▸ **INFORMATION SHOWN**:
>> Begin

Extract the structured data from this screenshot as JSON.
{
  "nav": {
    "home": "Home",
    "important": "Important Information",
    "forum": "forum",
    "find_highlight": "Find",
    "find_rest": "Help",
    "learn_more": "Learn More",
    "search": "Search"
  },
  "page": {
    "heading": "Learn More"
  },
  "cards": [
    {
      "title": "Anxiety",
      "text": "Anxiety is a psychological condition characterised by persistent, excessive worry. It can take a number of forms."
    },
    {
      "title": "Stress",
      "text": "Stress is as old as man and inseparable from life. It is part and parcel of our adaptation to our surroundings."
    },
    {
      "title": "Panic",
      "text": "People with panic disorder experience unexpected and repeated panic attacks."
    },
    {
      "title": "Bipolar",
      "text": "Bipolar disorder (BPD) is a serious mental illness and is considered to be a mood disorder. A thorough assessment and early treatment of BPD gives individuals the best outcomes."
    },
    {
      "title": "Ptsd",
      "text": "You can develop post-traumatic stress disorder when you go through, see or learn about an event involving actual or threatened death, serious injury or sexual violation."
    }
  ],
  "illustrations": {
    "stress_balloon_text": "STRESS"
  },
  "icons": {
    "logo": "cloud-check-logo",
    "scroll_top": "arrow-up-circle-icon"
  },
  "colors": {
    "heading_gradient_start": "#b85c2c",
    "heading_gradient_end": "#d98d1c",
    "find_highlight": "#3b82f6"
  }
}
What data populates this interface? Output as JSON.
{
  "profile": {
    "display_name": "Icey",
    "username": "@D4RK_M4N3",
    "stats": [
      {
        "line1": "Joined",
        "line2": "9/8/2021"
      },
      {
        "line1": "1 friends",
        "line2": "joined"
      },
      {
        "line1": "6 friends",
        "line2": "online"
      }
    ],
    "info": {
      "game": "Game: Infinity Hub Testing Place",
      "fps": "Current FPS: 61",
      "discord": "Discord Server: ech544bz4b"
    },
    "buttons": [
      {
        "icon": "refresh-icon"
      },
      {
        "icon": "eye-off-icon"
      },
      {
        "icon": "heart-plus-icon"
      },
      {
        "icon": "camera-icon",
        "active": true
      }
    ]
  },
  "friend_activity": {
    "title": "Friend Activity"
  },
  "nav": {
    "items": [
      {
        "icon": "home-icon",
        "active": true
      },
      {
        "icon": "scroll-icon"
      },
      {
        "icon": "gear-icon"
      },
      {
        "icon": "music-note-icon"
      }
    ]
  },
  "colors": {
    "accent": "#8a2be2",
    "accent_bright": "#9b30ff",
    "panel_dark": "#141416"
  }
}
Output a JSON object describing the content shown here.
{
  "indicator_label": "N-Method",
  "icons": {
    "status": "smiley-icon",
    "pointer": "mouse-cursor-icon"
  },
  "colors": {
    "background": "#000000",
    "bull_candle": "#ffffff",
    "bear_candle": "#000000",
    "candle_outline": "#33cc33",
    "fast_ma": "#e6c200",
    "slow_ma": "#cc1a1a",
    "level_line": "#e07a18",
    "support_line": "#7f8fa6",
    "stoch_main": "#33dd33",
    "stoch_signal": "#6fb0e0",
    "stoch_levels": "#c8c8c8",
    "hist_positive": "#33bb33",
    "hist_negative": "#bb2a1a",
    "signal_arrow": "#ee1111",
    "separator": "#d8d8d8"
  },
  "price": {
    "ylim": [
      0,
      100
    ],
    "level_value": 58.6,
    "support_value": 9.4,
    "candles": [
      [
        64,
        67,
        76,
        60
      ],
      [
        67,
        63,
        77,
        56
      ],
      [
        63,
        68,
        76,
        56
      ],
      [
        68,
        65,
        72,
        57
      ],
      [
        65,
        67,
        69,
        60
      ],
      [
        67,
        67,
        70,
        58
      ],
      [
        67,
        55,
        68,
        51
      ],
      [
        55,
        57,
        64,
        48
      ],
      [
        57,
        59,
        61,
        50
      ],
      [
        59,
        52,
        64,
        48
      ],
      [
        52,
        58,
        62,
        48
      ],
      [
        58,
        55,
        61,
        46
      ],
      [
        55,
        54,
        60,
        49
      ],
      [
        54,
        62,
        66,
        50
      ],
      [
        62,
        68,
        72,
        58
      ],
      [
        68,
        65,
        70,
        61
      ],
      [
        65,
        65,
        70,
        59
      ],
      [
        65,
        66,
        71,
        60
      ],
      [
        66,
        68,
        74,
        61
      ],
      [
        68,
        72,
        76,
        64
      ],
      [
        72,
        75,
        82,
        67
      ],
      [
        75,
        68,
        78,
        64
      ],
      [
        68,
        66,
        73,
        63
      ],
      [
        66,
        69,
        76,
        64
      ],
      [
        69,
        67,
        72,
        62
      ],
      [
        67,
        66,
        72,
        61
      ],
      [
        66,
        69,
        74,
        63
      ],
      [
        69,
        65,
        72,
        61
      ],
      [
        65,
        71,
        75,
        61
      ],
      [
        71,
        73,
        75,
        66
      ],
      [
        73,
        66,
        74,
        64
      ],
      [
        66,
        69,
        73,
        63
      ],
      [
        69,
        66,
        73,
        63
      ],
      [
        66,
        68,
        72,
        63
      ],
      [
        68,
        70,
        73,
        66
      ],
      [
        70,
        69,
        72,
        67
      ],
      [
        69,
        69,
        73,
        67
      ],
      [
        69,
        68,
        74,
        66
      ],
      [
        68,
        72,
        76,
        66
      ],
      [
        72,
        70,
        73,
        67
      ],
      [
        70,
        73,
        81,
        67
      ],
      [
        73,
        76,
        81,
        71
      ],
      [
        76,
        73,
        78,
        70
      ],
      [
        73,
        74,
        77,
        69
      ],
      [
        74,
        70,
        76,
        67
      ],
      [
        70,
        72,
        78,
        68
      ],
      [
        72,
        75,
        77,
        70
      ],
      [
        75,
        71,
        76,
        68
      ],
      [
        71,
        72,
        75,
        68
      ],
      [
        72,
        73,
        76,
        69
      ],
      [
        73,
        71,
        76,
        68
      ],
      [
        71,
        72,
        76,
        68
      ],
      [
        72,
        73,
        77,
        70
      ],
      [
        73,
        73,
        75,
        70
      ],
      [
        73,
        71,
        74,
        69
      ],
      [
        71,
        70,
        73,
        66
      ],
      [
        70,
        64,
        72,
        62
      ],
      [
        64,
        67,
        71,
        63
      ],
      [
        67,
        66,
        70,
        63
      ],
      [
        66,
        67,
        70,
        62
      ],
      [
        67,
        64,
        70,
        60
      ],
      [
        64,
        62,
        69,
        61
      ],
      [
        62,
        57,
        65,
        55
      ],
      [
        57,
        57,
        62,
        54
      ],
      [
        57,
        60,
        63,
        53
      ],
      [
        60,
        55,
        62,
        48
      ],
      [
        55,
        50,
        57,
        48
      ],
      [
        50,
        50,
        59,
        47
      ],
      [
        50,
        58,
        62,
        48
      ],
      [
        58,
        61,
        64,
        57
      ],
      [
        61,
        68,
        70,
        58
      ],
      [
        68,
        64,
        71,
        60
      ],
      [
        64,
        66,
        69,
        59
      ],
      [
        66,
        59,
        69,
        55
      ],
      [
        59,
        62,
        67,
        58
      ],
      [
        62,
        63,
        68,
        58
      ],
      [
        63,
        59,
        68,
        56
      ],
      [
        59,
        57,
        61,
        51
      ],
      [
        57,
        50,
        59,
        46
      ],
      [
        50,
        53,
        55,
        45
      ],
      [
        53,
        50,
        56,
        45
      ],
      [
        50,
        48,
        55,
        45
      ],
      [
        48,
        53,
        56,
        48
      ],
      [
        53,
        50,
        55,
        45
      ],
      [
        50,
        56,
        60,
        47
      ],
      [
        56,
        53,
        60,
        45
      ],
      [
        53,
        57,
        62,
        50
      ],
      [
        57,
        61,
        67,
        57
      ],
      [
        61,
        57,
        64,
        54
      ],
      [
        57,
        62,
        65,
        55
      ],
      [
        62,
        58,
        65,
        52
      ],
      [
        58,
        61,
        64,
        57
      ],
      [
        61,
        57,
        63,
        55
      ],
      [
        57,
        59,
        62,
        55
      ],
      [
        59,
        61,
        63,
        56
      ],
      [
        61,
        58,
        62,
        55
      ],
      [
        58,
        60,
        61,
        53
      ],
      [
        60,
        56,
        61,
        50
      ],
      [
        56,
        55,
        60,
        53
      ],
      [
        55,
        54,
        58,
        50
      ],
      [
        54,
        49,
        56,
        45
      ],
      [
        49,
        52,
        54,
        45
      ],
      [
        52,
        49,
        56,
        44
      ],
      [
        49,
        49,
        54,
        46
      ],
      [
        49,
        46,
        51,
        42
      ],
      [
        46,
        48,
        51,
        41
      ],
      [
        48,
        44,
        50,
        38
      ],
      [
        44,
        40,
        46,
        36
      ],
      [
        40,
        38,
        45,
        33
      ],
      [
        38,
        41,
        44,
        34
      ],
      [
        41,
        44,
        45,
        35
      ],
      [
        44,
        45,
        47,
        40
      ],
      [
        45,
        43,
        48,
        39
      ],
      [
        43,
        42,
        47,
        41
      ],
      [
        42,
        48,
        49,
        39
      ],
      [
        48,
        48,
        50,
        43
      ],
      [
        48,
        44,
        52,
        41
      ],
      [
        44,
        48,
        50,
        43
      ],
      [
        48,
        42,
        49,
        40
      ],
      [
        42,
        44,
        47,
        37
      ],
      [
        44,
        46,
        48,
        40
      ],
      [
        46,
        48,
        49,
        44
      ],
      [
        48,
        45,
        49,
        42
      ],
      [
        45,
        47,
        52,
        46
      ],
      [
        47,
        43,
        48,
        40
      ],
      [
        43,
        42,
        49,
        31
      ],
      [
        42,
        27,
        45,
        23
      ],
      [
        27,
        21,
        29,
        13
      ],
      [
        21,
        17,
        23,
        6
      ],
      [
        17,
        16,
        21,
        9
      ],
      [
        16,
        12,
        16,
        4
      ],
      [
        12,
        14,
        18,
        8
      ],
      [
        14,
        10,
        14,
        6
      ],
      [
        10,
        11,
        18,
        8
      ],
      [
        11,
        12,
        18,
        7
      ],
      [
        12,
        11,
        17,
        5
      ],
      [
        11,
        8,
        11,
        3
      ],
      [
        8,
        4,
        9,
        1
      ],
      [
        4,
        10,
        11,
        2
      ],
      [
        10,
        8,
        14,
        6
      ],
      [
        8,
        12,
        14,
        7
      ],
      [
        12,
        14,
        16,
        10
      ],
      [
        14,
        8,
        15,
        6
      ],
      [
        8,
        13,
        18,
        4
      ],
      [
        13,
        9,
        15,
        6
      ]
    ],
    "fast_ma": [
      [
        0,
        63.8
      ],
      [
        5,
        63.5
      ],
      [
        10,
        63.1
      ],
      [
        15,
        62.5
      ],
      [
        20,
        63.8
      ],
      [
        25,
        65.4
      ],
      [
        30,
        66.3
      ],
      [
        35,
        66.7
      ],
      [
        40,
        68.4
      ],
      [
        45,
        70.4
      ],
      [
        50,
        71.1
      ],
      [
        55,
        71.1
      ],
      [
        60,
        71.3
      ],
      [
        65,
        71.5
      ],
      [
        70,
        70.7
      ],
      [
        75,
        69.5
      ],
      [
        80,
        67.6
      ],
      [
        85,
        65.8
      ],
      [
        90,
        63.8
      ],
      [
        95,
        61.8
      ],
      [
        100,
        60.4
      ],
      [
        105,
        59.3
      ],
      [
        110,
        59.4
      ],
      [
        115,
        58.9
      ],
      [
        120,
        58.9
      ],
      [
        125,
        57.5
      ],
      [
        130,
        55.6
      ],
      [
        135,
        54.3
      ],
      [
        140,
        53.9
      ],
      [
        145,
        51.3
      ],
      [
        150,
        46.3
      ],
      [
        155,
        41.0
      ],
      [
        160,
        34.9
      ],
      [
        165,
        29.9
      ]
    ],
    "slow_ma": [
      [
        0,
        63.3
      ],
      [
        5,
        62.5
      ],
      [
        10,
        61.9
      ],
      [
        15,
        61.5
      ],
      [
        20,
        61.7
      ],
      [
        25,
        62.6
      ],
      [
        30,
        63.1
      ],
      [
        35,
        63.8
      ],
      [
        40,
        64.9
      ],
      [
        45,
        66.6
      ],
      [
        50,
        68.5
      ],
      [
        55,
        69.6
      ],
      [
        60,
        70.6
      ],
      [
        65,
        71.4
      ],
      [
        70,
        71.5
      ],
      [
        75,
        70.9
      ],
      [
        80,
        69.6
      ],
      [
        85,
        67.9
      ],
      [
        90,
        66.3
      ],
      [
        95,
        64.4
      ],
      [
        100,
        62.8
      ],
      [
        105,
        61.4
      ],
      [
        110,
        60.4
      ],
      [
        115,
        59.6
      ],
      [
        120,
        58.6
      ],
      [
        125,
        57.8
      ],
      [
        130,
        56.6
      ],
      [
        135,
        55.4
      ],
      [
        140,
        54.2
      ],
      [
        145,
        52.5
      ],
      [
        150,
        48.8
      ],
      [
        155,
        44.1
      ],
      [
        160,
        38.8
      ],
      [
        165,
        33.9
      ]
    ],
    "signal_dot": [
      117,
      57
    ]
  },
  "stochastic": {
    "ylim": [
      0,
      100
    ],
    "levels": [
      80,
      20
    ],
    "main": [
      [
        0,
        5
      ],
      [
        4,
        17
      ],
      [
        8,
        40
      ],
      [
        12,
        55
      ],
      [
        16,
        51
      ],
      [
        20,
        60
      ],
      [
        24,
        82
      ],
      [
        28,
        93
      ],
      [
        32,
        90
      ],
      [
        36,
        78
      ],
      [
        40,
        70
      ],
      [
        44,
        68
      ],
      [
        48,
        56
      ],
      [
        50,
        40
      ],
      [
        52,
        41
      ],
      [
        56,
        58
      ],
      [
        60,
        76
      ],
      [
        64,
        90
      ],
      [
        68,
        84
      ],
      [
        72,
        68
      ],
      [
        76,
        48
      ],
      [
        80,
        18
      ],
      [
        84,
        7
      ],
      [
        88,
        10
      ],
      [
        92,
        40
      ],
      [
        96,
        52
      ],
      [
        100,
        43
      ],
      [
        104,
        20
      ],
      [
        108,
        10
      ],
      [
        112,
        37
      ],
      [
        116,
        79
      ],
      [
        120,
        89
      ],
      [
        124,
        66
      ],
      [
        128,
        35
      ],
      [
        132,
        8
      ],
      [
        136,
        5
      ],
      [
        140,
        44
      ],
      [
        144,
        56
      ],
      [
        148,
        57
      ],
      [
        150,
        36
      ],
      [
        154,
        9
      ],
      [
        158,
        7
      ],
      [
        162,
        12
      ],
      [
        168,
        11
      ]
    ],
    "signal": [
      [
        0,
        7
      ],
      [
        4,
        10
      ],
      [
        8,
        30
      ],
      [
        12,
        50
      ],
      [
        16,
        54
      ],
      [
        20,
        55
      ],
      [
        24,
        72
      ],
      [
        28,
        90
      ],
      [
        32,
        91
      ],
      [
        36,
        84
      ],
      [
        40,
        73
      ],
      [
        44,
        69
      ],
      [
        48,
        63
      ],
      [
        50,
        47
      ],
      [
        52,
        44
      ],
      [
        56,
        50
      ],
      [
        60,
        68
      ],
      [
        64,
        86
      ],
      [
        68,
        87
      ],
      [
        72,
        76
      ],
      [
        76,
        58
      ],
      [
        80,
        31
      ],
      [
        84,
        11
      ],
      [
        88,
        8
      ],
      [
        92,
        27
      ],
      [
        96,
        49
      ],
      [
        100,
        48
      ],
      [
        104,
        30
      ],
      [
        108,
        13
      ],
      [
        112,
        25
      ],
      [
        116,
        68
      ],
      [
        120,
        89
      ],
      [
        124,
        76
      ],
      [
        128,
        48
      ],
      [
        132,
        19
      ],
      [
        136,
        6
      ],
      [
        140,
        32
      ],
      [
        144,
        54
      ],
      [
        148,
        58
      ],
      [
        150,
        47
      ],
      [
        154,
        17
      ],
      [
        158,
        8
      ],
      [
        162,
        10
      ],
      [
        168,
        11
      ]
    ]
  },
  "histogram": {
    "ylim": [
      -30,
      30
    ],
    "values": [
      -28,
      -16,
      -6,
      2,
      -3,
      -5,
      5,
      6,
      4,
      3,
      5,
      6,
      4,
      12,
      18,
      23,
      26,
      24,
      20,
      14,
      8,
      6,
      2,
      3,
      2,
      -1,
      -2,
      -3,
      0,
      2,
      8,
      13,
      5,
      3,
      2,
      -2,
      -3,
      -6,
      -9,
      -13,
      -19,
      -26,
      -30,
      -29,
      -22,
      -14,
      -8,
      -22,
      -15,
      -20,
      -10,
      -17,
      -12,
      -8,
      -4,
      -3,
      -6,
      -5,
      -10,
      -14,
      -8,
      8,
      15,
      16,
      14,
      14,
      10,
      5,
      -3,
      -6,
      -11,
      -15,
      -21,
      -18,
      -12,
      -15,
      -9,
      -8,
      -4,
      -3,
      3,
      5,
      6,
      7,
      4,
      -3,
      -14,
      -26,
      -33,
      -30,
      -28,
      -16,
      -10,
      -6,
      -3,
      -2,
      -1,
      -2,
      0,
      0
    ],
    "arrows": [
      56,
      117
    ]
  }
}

>> End

Write out every line of the listing that holds the word "JSON".

▸ **SOLUTION TO THE EXERCISE**:
Extract the structured data from this screenshot as JSON.
What data populates this interface? Output as JSON.
Output a JSON object describing the content shown here.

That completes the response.